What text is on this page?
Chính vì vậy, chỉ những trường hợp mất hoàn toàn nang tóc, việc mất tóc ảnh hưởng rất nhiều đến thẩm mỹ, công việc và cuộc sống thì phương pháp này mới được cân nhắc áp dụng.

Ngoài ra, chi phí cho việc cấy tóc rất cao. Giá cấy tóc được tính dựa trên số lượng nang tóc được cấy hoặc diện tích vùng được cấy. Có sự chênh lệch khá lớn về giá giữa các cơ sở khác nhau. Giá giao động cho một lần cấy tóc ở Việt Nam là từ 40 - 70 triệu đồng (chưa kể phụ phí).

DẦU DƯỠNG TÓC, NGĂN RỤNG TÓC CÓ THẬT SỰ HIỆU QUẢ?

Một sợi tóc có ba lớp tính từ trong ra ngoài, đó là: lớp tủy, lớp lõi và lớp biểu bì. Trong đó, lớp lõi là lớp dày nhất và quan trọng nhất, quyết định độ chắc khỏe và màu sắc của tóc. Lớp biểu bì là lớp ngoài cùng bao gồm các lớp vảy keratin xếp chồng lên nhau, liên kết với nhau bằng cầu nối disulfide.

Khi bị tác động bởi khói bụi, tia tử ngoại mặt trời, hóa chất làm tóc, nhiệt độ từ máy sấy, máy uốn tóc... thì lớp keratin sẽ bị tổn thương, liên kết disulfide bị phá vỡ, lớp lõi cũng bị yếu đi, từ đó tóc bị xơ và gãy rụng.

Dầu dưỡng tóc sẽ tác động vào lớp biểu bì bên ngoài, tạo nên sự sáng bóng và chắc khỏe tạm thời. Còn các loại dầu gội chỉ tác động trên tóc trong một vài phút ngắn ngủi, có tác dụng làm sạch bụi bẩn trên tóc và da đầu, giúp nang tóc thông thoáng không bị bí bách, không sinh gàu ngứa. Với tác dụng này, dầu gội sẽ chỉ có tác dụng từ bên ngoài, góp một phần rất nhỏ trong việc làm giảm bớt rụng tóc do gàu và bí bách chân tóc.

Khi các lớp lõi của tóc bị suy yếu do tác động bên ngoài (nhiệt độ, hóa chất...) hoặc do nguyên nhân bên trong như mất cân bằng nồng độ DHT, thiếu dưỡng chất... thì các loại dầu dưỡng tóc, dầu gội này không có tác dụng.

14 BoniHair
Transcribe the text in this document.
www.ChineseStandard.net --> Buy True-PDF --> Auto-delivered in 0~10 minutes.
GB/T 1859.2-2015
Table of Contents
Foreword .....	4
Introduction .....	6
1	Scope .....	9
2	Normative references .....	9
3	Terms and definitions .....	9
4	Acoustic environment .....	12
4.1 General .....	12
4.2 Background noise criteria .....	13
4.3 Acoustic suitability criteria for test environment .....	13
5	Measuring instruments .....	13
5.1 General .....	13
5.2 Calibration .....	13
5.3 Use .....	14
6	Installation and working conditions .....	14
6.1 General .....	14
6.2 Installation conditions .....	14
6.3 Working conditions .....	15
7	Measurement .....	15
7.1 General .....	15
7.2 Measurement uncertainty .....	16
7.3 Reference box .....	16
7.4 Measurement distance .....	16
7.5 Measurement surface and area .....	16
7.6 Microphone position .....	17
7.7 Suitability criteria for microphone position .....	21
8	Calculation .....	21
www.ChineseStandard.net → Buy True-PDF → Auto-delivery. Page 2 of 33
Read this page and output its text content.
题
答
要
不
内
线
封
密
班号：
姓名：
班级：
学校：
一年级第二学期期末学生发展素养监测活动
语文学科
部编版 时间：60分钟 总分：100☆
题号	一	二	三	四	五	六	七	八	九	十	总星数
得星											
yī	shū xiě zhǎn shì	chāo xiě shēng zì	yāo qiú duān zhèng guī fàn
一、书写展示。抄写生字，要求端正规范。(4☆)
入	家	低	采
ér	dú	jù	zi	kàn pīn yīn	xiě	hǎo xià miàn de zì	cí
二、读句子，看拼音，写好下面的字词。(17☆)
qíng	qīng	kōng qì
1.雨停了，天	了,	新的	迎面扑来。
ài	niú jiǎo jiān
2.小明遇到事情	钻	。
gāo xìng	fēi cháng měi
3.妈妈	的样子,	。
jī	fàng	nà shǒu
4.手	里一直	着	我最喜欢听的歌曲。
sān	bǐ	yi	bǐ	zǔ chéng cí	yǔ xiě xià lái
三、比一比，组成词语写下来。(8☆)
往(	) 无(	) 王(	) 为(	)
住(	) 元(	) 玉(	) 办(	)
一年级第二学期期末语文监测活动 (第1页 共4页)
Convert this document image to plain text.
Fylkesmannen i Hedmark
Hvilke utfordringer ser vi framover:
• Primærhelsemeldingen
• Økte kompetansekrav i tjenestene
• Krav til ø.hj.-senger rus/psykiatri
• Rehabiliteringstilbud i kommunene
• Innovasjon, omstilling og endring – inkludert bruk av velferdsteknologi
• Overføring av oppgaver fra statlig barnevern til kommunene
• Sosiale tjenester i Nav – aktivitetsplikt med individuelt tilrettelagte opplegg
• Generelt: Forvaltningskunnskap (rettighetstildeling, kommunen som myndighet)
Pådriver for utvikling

[Aim of the exercise] Scan the lines for the string "Measurement". Copy out each line that matches.

[Solution for this task]
7	Measurement .....	15
7.2 Measurement uncertainty .....	16
7.4 Measurement distance .....	16
7.5 Measurement surface and area .....	16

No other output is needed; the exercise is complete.